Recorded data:
--- start ---

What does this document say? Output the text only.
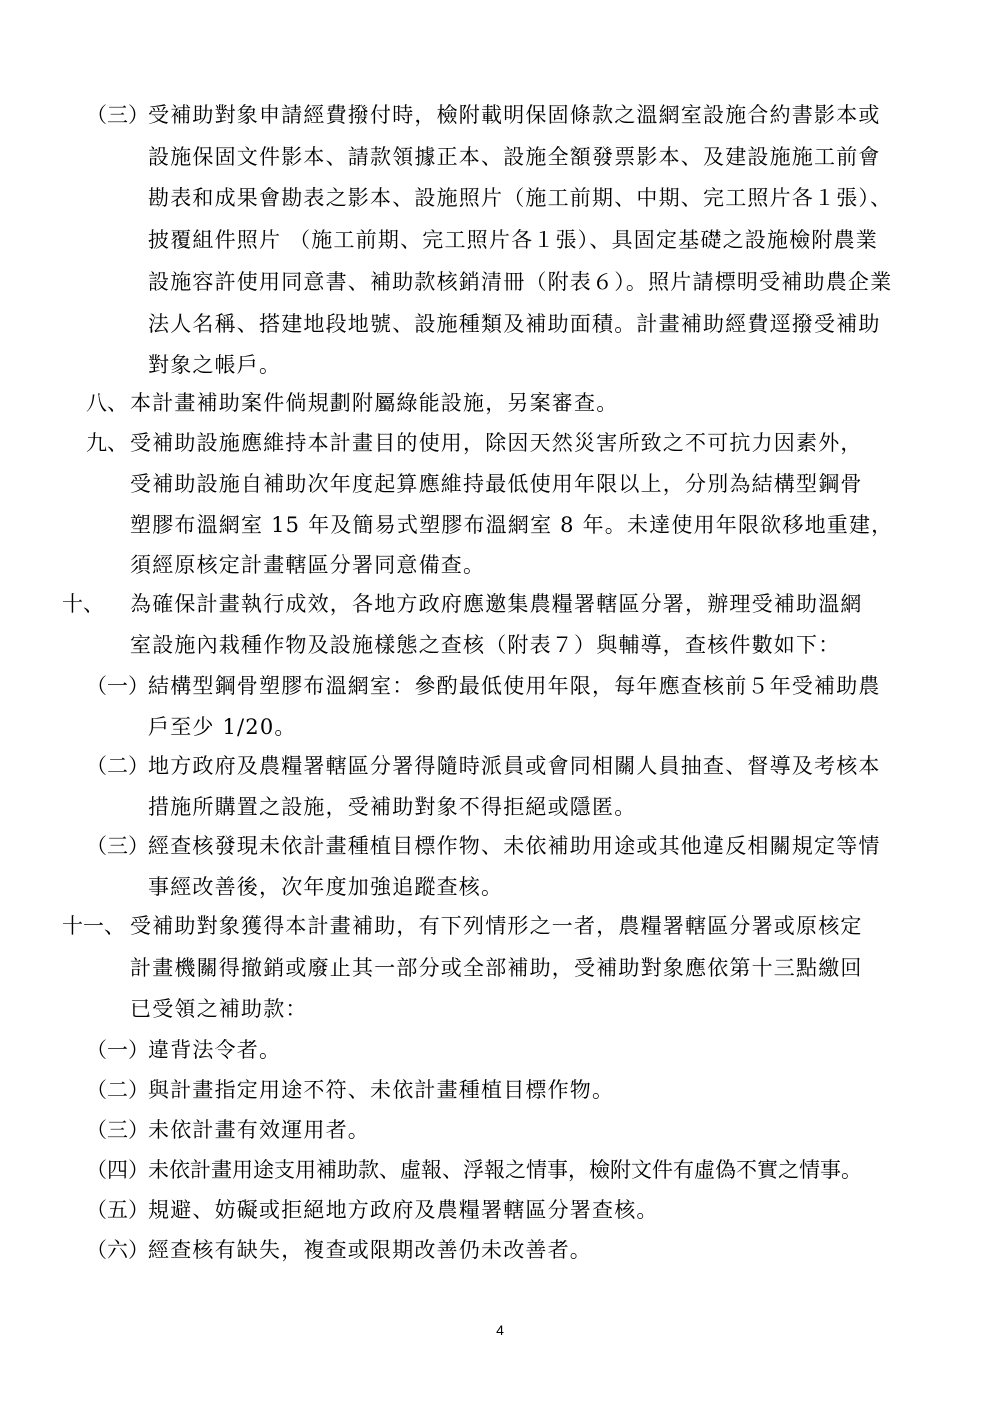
（三） 受補助對象申請經費撥付時，檢附載明保固條款之溫網室設施合約書影本或
設施保固文件影本、請款領據正本、設施全額發票影本、及建設施施工前會
勘表和成果會勘表之影本、設施照片（施工前期、中期、完工照片各１張）、
披覆組件照片 （施工前期、完工照片各１張）、具固定基礎之設施檢附農業
設施容許使用同意書、補助款核銷清冊（附表６）。照片請標明受補助農企業
法人名稱、搭建地段地號、設施種類及補助面積。計畫補助經費逕撥受補助
對象之帳戶。
八、 本計畫補助案件倘規劃附屬綠能設施，另案審查。
九、 受補助設施應維持本計畫目的使用，除因天然災害所致之不可抗力因素外，
受補助設施自補助次年度起算應維持最低使用年限以上，分別為結構型鋼骨
塑膠布溫網室 15 年及簡易式塑膠布溫網室 8 年。未達使用年限欲移地重建，
須經原核定計畫轄區分署同意備查。
十、 為確保計畫執行成效，各地方政府應邀集農糧署轄區分署，辦理受補助溫網
室設施內栽種作物及設施樣態之查核（附表７）與輔導，查核件數如下：
（一） 結構型鋼骨塑膠布溫網室：參酌最低使用年限，每年應查核前５年受補助農
戶至少 1/20。
（二） 地方政府及農糧署轄區分署得隨時派員或會同相關人員抽查、督導及考核本
措施所購置之設施，受補助對象不得拒絕或隱匿。
（三） 經查核發現未依計畫種植目標作物、未依補助用途或其他違反相關規定等情
事經改善後，次年度加強追蹤查核。
十一、 受補助對象獲得本計畫補助，有下列情形之一者，農糧署轄區分署或原核定
計畫機關得撤銷或廢止其一部分或全部補助，受補助對象應依第十三點繳回
已受領之補助款：
（一） 違背法令者。
（二） 與計畫指定用途不符、未依計畫種植目標作物。
（三） 未依計畫有效運用者。
（四） 未依計畫用途支用補助款、虛報、浮報之情事，檢附文件有虛偽不實之情事。
（五） 規避、妨礙或拒絕地方政府及農糧署轄區分署查核。
（六） 經查核有缺失，複查或限期改善仍未改善者。
4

--- end ---

Copy each line of the listing that holds the word "施工前期".

勘表和成果會勘表之影本、設施照片（施工前期、中期、完工照片各１張）、
披覆組件照片 （施工前期、完工照片各１張）、具固定基礎之設施檢附農業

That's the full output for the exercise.